Source records.
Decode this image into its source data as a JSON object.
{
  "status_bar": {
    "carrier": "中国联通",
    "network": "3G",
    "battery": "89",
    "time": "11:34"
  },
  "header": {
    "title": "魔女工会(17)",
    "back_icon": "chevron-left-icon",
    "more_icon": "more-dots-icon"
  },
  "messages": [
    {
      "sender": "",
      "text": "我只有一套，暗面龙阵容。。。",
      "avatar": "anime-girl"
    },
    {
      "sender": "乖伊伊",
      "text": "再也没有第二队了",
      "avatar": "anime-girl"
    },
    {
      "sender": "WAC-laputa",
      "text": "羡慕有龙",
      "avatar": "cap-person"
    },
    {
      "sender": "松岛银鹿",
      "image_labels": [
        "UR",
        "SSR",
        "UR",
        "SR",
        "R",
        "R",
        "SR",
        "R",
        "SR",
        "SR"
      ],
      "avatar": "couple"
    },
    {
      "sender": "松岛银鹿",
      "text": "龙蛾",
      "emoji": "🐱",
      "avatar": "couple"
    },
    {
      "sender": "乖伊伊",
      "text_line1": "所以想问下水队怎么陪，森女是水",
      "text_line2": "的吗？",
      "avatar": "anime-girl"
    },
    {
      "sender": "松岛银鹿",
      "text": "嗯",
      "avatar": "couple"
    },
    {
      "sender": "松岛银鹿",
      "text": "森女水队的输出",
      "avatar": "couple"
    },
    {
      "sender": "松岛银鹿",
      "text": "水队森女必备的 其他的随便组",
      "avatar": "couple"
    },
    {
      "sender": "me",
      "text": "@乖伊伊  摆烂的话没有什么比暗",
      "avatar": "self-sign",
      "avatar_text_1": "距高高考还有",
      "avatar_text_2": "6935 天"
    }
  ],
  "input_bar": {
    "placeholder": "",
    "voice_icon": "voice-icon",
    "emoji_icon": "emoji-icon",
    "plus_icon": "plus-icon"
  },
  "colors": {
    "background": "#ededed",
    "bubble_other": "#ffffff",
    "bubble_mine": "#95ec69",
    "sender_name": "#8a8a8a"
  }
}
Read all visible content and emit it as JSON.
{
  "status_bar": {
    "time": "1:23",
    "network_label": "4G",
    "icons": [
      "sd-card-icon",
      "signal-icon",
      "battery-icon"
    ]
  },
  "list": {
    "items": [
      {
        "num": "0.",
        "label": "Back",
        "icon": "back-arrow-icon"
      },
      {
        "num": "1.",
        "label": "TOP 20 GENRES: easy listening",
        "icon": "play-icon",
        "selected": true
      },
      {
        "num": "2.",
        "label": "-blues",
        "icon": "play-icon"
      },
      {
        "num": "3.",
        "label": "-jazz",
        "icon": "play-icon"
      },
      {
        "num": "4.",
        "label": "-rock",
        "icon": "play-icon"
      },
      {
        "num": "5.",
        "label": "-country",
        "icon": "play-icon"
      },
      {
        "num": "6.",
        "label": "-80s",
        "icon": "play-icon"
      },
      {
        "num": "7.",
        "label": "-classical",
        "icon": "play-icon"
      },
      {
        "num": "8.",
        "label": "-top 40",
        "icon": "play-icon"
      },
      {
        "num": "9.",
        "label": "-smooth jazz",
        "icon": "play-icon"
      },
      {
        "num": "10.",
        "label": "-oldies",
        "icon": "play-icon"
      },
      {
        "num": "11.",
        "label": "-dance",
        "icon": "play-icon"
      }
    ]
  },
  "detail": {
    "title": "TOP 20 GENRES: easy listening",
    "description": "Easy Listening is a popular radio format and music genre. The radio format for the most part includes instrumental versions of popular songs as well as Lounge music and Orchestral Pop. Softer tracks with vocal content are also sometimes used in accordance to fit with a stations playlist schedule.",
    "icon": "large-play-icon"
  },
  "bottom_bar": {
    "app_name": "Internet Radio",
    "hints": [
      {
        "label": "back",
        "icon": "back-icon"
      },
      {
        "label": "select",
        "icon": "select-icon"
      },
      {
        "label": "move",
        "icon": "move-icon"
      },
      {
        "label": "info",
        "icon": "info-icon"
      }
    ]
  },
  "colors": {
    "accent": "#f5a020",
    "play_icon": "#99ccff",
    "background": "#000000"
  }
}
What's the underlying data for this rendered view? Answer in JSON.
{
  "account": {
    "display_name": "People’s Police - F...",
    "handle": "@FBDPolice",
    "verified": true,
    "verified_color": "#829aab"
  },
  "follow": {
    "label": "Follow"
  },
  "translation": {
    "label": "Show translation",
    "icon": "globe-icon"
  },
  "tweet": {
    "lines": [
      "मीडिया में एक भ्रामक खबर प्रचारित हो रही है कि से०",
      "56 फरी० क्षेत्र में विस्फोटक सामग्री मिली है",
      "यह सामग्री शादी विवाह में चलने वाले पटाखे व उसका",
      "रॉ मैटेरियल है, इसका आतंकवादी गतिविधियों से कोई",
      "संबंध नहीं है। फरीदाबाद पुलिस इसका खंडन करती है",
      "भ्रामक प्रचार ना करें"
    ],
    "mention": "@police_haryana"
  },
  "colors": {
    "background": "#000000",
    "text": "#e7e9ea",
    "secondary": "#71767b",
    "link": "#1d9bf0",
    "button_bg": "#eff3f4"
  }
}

Written task. Quote only the lines from the one containing "What's the underlying" through the final line of the records, with both ends included.

Response to this exercise.
What's the underlying data for this rendered view? Answer in JSON.
{
  "account": {
    "display_name": "People’s Police - F...",
    "handle": "@FBDPolice",
    "verified": true,
    "verified_color": "#829aab"
  },
  "follow": {
    "label": "Follow"
  },
  "translation": {
    "label": "Show translation",
    "icon": "globe-icon"
  },
  "tweet": {
    "lines": [
      "मीडिया में एक भ्रामक खबर प्रचारित हो रही है कि से०",
      "56 फरी० क्षेत्र में विस्फोटक सामग्री मिली है",
      "यह सामग्री शादी विवाह में चलने वाले पटाखे व उसका",
      "रॉ मैटेरियल है, इसका आतंकवादी गतिविधियों से कोई",
      "संबंध नहीं है। फरीदाबाद पुलिस इसका खंडन करती है",
      "भ्रामक प्रचार ना करें"
    ],
    "mention": "@police_haryana"
  },
  "colors": {
    "background": "#000000",
    "text": "#e7e9ea",
    "secondary": "#71767b",
    "link": "#1d9bf0",
    "button_bg": "#eff3f4"
  }
}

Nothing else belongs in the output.